__Task brief__
Transcribe the full listing below exactly.

__Data for the task__
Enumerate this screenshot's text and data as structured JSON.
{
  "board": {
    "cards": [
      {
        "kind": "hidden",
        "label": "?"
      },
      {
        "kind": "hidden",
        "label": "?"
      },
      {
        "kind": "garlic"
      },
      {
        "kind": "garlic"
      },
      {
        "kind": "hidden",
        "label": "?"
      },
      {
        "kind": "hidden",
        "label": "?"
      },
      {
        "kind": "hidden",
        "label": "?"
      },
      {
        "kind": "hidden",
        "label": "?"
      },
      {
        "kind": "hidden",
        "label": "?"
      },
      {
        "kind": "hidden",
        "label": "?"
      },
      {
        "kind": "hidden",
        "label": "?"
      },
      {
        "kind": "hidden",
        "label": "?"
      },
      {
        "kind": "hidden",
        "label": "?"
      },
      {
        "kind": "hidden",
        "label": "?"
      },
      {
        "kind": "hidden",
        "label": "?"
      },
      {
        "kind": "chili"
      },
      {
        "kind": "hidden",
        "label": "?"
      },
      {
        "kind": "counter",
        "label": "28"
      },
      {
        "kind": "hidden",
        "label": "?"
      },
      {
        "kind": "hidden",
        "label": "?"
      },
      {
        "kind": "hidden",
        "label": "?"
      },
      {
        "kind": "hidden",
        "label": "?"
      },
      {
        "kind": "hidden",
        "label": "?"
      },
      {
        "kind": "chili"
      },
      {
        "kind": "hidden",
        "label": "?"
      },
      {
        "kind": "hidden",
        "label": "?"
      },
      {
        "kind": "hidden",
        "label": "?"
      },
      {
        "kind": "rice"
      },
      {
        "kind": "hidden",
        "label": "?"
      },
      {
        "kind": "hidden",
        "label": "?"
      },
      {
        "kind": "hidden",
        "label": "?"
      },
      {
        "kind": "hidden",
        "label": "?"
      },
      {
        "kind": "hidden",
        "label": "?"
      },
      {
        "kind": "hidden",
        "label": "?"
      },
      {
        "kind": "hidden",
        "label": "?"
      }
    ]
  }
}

__Full solution__
Enumerate this screenshot's text and data as structured JSON.
{
  "board": {
    "cards": [
      {
        "kind": "hidden",
        "label": "?"
      },
      {
        "kind": "hidden",
        "label": "?"
      },
      {
        "kind": "garlic"
      },
      {
        "kind": "garlic"
      },
      {
        "kind": "hidden",
        "label": "?"
      },
      {
        "kind": "hidden",
        "label": "?"
      },
      {
        "kind": "hidden",
        "label": "?"
      },
      {
        "kind": "hidden",
        "label": "?"
      },
      {
        "kind": "hidden",
        "label": "?"
      },
      {
        "kind": "hidden",
        "label": "?"
      },
      {
        "kind": "hidden",
        "label": "?"
      },
      {
        "kind": "hidden",
        "label": "?"
      },
      {
        "kind": "hidden",
        "label": "?"
      },
      {
        "kind": "hidden",
        "label": "?"
      },
      {
        "kind": "hidden",
        "label": "?"
      },
      {
        "kind": "chili"
      },
      {
        "kind": "hidden",
        "label": "?"
      },
      {
        "kind": "counter",
        "label": "28"
      },
      {
        "kind": "hidden",
        "label": "?"
      },
      {
        "kind": "hidden",
        "label": "?"
      },
      {
        "kind": "hidden",
        "label": "?"
      },
      {
        "kind": "hidden",
        "label": "?"
      },
      {
        "kind": "hidden",
        "label": "?"
      },
      {
        "kind": "chili"
      },
      {
        "kind": "hidden",
        "label": "?"
      },
      {
        "kind": "hidden",
        "label": "?"
      },
      {
        "kind": "hidden",
        "label": "?"
      },
      {
        "kind": "rice"
      },
      {
        "kind": "hidden",
        "label": "?"
      },
      {
        "kind": "hidden",
        "label": "?"
      },
      {
        "kind": "hidden",
        "label": "?"
      },
      {
        "kind": "hidden",
        "label": "?"
      },
      {
        "kind": "hidden",
        "label": "?"
      },
      {
        "kind": "hidden",
        "label": "?"
      },
      {
        "kind": "hidden",
        "label": "?"
      }
    ]
  }
}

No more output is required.